*What is being asked*
Reproduce the records below exactly as they appear.
====== Data shown ======
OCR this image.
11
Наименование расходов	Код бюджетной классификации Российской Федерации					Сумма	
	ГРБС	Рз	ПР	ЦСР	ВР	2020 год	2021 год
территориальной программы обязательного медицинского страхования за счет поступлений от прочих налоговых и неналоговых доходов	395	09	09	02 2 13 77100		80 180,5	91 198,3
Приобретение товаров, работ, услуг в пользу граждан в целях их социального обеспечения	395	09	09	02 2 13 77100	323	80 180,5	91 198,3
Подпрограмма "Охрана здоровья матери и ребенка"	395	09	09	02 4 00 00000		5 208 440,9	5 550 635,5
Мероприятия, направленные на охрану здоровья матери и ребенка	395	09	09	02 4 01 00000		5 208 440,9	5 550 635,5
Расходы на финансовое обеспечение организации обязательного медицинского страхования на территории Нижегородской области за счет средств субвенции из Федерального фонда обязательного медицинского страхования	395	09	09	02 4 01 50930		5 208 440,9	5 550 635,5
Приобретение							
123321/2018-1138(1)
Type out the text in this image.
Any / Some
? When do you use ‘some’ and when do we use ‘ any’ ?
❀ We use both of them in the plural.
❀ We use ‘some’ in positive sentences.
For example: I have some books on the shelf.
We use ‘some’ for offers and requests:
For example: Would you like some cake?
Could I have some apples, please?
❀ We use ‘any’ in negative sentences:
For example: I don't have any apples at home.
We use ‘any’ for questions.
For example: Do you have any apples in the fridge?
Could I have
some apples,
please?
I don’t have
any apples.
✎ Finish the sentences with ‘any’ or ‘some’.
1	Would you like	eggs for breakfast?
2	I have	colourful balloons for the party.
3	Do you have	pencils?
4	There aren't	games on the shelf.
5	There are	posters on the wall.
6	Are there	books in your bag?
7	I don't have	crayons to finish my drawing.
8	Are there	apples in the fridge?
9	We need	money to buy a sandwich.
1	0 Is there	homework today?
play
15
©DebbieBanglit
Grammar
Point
======
*Exercise result*
OCR this image.
11
Наименование расходов	Код бюджетной классификации Российской Федерации					Сумма	
	ГРБС	Рз	ПР	ЦСР	ВР	2020 год	2021 год
территориальной программы обязательного медицинского страхования за счет поступлений от прочих налоговых и неналоговых доходов	395	09	09	02 2 13 77100		80 180,5	91 198,3
Приобретение товаров, работ, услуг в пользу граждан в целях их социального обеспечения	395	09	09	02 2 13 77100	323	80 180,5	91 198,3
Подпрограмма "Охрана здоровья матери и ребенка"	395	09	09	02 4 00 00000		5 208 440,9	5 550 635,5
Мероприятия, направленные на охрану здоровья матери и ребенка	395	09	09	02 4 01 00000		5 208 440,9	5 550 635,5
Расходы на финансовое обеспечение организации обязательного медицинского страхования на территории Нижегородской области за счет средств субвенции из Федерального фонда обязательного медицинского страхования	395	09	09	02 4 01 50930		5 208 440,9	5 550 635,5
Приобретение							
123321/2018-1138(1)
Type out the text in this image.
Any / Some
? When do you use ‘some’ and when do we use ‘ any’ ?
❀ We use both of them in the plural.
❀ We use ‘some’ in positive sentences.
For example: I have some books on the shelf.
We use ‘some’ for offers and requests:
For example: Would you like some cake?
Could I have some apples, please?
❀ We use ‘any’ in negative sentences:
For example: I don't have any apples at home.
We use ‘any’ for questions.
For example: Do you have any apples in the fridge?
Could I have
some apples,
please?
I don’t have
any apples.
✎ Finish the sentences with ‘any’ or ‘some’.
1	Would you like	eggs for breakfast?
2	I have	colourful balloons for the party.
3	Do you have	pencils?
4	There aren't	games on the shelf.
5	There are	posters on the wall.
6	Are there	books in your bag?
7	I don't have	crayons to finish my drawing.
8	Are there	apples in the fridge?
9	We need	money to buy a sandwich.
1	0 Is there	homework today?
play
15
©DebbieBanglit
Grammar
Point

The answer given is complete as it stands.